■ THE DATA:
----
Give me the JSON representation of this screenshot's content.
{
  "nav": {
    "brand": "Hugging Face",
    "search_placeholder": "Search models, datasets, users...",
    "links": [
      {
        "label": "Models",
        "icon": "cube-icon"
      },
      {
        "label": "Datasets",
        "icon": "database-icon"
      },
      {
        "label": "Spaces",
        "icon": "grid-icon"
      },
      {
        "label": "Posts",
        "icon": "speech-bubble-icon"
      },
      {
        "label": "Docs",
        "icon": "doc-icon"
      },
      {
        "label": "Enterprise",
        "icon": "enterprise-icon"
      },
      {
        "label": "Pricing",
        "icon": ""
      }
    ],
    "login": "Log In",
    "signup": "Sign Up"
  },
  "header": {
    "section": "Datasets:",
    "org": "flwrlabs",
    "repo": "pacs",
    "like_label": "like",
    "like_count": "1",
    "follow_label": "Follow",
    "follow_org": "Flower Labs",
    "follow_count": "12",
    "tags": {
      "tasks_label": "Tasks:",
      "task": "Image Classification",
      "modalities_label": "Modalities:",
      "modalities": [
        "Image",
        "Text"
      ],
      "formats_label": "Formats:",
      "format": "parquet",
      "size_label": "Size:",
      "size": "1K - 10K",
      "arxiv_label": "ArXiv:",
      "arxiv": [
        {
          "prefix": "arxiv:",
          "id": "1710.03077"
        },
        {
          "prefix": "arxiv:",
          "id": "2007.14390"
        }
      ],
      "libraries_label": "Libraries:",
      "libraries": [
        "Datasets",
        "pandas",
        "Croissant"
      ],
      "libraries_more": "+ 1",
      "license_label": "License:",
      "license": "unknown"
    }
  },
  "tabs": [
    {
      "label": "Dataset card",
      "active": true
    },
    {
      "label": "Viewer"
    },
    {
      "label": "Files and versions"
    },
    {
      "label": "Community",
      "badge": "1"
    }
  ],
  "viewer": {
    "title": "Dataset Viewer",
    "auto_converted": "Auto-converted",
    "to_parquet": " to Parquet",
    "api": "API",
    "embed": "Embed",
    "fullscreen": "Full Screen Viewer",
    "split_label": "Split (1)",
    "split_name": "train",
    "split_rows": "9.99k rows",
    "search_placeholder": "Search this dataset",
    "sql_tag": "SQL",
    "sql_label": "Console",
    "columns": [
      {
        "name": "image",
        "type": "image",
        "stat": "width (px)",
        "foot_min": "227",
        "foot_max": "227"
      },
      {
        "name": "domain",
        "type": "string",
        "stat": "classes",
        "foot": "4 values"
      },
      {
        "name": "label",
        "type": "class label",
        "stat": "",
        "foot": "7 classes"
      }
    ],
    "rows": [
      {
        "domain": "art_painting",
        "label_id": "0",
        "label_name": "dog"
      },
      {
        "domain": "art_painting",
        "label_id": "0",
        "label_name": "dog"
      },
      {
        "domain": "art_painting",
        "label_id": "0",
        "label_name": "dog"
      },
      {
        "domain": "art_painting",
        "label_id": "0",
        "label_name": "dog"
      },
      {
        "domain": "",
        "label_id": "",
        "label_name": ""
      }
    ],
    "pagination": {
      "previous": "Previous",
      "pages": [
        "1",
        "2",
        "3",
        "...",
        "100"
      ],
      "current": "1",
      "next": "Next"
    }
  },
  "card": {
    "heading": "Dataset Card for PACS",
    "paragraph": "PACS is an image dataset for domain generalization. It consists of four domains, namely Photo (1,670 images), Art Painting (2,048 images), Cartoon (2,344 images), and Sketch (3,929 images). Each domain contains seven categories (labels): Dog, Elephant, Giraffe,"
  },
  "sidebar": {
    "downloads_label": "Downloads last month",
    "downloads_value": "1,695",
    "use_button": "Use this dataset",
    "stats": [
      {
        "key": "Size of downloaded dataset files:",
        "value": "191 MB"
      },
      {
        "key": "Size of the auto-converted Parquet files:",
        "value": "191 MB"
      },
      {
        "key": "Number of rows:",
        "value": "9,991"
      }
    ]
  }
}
----
■ TASK STATEMENT: Locate the lines above that contain "Search" and copy them.

■ FINAL ANSWER:
    "search_placeholder": "Search models, datasets, users...",
    "search_placeholder": "Search this dataset",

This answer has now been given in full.